### THE EXERCISE
State how many lines in the listing below include the word "title". Give nothing but the number.

Dataset rows

Begin

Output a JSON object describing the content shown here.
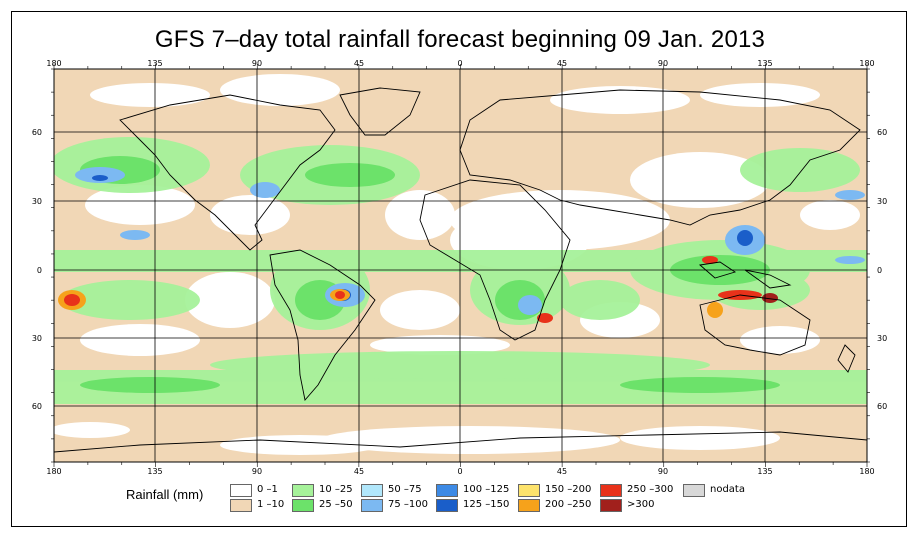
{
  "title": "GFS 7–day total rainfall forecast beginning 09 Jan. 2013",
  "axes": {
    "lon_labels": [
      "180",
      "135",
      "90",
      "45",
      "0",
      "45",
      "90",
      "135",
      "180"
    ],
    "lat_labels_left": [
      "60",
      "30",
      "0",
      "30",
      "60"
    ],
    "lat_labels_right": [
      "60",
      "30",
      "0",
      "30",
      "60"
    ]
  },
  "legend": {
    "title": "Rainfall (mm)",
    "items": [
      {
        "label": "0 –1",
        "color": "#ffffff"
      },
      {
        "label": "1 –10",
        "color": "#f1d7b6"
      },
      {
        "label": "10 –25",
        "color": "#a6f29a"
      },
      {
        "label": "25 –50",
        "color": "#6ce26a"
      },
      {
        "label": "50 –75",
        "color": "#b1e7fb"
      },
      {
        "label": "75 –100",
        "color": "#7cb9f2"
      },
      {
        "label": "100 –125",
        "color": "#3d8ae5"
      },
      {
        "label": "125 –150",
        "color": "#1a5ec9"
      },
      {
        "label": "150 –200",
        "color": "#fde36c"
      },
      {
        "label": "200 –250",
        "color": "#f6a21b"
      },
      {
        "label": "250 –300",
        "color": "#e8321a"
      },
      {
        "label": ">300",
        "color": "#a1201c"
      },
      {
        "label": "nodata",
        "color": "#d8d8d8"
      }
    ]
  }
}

End

### FULL RESPONSE
2